• What is being asked: Take the data below and repeat it exactly.

***

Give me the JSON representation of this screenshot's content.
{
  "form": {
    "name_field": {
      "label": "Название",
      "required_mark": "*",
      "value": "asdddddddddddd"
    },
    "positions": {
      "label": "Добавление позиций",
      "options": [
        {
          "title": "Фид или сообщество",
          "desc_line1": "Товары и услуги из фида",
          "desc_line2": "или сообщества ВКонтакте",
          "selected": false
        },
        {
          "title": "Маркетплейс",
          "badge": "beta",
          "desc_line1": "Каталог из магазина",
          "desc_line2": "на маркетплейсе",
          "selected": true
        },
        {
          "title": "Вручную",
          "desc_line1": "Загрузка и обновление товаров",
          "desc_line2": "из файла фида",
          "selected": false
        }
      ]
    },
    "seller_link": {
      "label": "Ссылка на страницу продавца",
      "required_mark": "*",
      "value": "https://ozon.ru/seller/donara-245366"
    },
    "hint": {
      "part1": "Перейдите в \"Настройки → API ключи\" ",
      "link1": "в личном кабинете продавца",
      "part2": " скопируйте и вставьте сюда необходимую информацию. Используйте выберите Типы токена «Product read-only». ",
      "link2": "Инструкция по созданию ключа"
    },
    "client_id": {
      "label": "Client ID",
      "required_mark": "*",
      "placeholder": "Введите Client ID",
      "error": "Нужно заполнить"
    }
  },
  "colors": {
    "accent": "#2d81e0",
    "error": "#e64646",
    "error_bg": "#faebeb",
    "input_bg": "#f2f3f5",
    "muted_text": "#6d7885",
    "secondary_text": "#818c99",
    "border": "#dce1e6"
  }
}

***

• Result of this exercise:
Give me the JSON representation of this screenshot's content.
{
  "form": {
    "name_field": {
      "label": "Название",
      "required_mark": "*",
      "value": "asdddddddddddd"
    },
    "positions": {
      "label": "Добавление позиций",
      "options": [
        {
          "title": "Фид или сообщество",
          "desc_line1": "Товары и услуги из фида",
          "desc_line2": "или сообщества ВКонтакте",
          "selected": false
        },
        {
          "title": "Маркетплейс",
          "badge": "beta",
          "desc_line1": "Каталог из магазина",
          "desc_line2": "на маркетплейсе",
          "selected": true
        },
        {
          "title": "Вручную",
          "desc_line1": "Загрузка и обновление товаров",
          "desc_line2": "из файла фида",
          "selected": false
        }
      ]
    },
    "seller_link": {
      "label": "Ссылка на страницу продавца",
      "required_mark": "*",
      "value": "https://ozon.ru/seller/donara-245366"
    },
    "hint": {
      "part1": "Перейдите в \"Настройки → API ключи\" ",
      "link1": "в личном кабинете продавца",
      "part2": " скопируйте и вставьте сюда необходимую информацию. Используйте выберите Типы токена «Product read-only». ",
      "link2": "Инструкция по созданию ключа"
    },
    "client_id": {
      "label": "Client ID",
      "required_mark": "*",
      "placeholder": "Введите Client ID",
      "error": "Нужно заполнить"
    }
  },
  "colors": {
    "accent": "#2d81e0",
    "error": "#e64646",
    "error_bg": "#faebeb",
    "input_bg": "#f2f3f5",
    "muted_text": "#6d7885",
    "secondary_text": "#818c99",
    "border": "#dce1e6"
  }
}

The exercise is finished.